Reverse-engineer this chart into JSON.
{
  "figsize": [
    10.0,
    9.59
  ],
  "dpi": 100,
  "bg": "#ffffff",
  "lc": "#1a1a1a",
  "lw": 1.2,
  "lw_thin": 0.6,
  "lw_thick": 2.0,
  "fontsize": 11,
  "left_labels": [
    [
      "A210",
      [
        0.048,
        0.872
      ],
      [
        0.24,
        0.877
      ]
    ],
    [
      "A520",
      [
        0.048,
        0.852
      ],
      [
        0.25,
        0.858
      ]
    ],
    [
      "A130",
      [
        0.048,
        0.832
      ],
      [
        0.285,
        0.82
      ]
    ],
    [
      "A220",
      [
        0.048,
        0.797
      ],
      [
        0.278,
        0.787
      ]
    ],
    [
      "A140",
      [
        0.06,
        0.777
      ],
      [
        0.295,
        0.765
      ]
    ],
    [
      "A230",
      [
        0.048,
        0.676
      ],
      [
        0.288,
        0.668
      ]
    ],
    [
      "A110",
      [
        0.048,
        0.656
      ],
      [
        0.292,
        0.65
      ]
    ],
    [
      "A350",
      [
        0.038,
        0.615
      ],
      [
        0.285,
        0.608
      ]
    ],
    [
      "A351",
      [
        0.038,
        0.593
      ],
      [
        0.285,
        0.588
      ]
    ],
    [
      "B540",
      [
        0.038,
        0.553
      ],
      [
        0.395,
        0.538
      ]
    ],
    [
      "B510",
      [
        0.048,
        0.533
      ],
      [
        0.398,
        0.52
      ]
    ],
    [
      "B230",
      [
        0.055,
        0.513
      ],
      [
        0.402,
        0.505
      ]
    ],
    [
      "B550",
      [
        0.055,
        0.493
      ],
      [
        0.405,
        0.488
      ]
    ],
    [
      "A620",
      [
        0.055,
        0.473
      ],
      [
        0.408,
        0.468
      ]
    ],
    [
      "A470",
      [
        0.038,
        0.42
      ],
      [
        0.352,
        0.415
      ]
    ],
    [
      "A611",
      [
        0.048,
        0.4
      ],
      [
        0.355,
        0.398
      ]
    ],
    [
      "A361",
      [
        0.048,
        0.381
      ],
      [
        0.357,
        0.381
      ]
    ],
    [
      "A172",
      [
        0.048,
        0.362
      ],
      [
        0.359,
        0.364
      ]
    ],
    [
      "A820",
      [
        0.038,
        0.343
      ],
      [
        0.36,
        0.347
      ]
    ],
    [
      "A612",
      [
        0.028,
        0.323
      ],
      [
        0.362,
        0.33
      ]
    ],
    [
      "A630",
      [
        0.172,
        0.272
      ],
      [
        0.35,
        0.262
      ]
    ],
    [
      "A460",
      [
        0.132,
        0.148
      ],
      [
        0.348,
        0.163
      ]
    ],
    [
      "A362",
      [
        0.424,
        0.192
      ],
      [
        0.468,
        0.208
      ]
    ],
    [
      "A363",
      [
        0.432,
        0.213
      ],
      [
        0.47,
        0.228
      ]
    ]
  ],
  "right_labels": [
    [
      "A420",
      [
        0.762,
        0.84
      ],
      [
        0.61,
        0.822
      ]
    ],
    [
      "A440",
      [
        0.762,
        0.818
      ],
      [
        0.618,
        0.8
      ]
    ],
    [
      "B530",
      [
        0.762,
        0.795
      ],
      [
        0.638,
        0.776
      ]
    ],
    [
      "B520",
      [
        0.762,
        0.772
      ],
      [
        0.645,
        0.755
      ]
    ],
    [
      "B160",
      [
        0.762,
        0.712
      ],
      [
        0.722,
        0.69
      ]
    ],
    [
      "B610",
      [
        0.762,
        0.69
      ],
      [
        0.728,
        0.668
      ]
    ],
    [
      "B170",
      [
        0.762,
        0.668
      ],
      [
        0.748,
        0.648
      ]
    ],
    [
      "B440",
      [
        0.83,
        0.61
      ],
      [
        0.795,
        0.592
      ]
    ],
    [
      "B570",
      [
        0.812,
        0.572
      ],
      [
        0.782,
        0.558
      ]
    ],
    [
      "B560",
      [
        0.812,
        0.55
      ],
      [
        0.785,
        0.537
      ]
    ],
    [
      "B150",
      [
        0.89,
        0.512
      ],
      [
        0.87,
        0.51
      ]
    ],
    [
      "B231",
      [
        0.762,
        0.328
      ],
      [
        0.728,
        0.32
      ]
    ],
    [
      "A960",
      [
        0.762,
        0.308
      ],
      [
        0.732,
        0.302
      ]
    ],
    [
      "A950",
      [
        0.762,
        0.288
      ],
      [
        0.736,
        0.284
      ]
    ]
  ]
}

= = =

Task to complete:
Return each line of the data exactly as written above.

Solution for this exercise:
Reverse-engineer this chart into JSON.
{
  "figsize": [
    10.0,
    9.59
  ],
  "dpi": 100,
  "bg": "#ffffff",
  "lc": "#1a1a1a",
  "lw": 1.2,
  "lw_thin": 0.6,
  "lw_thick": 2.0,
  "fontsize": 11,
  "left_labels": [
    [
      "A210",
      [
        0.048,
        0.872
      ],
      [
        0.24,
        0.877
      ]
    ],
    [
      "A520",
      [
        0.048,
        0.852
      ],
      [
        0.25,
        0.858
      ]
    ],
    [
      "A130",
      [
        0.048,
        0.832
      ],
      [
        0.285,
        0.82
      ]
    ],
    [
      "A220",
      [
        0.048,
        0.797
      ],
      [
        0.278,
        0.787
      ]
    ],
    [
      "A140",
      [
        0.06,
        0.777
      ],
      [
        0.295,
        0.765
      ]
    ],
    [
      "A230",
      [
        0.048,
        0.676
      ],
      [
        0.288,
        0.668
      ]
    ],
    [
      "A110",
      [
        0.048,
        0.656
      ],
      [
        0.292,
        0.65
      ]
    ],
    [
      "A350",
      [
        0.038,
        0.615
      ],
      [
        0.285,
        0.608
      ]
    ],
    [
      "A351",
      [
        0.038,
        0.593
      ],
      [
        0.285,
        0.588
      ]
    ],
    [
      "B540",
      [
        0.038,
        0.553
      ],
      [
        0.395,
        0.538
      ]
    ],
    [
      "B510",
      [
        0.048,
        0.533
      ],
      [
        0.398,
        0.52
      ]
    ],
    [
      "B230",
      [
        0.055,
        0.513
      ],
      [
        0.402,
        0.505
      ]
    ],
    [
      "B550",
      [
        0.055,
        0.493
      ],
      [
        0.405,
        0.488
      ]
    ],
    [
      "A620",
      [
        0.055,
        0.473
      ],
      [
        0.408,
        0.468
      ]
    ],
    [
      "A470",
      [
        0.038,
        0.42
      ],
      [
        0.352,
        0.415
      ]
    ],
    [
      "A611",
      [
        0.048,
        0.4
      ],
      [
        0.355,
        0.398
      ]
    ],
    [
      "A361",
      [
        0.048,
        0.381
      ],
      [
        0.357,
        0.381
      ]
    ],
    [
      "A172",
      [
        0.048,
        0.362
      ],
      [
        0.359,
        0.364
      ]
    ],
    [
      "A820",
      [
        0.038,
        0.343
      ],
      [
        0.36,
        0.347
      ]
    ],
    [
      "A612",
      [
        0.028,
        0.323
      ],
      [
        0.362,
        0.33
      ]
    ],
    [
      "A630",
      [
        0.172,
        0.272
      ],
      [
        0.35,
        0.262
      ]
    ],
    [
      "A460",
      [
        0.132,
        0.148
      ],
      [
        0.348,
        0.163
      ]
    ],
    [
      "A362",
      [
        0.424,
        0.192
      ],
      [
        0.468,
        0.208
      ]
    ],
    [
      "A363",
      [
        0.432,
        0.213
      ],
      [
        0.47,
        0.228
      ]
    ]
  ],
  "right_labels": [
    [
      "A420",
      [
        0.762,
        0.84
      ],
      [
        0.61,
        0.822
      ]
    ],
    [
      "A440",
      [
        0.762,
        0.818
      ],
      [
        0.618,
        0.8
      ]
    ],
    [
      "B530",
      [
        0.762,
        0.795
      ],
      [
        0.638,
        0.776
      ]
    ],
    [
      "B520",
      [
        0.762,
        0.772
      ],
      [
        0.645,
        0.755
      ]
    ],
    [
      "B160",
      [
        0.762,
        0.712
      ],
      [
        0.722,
        0.69
      ]
    ],
    [
      "B610",
      [
        0.762,
        0.69
      ],
      [
        0.728,
        0.668
      ]
    ],
    [
      "B170",
      [
        0.762,
        0.668
      ],
      [
        0.748,
        0.648
      ]
    ],
    [
      "B440",
      [
        0.83,
        0.61
      ],
      [
        0.795,
        0.592
      ]
    ],
    [
      "B570",
      [
        0.812,
        0.572
      ],
      [
        0.782,
        0.558
      ]
    ],
    [
      "B560",
      [
        0.812,
        0.55
      ],
      [
        0.785,
        0.537
      ]
    ],
    [
      "B150",
      [
        0.89,
        0.512
      ],
      [
        0.87,
        0.51
      ]
    ],
    [
      "B231",
      [
        0.762,
        0.328
      ],
      [
        0.728,
        0.32
      ]
    ],
    [
      "A960",
      [
        0.762,
        0.308
      ],
      [
        0.732,
        0.302
      ]
    ],
    [
      "A950",
      [
        0.762,
        0.288
      ],
      [
        0.736,
        0.284
      ]
    ]
  ]
}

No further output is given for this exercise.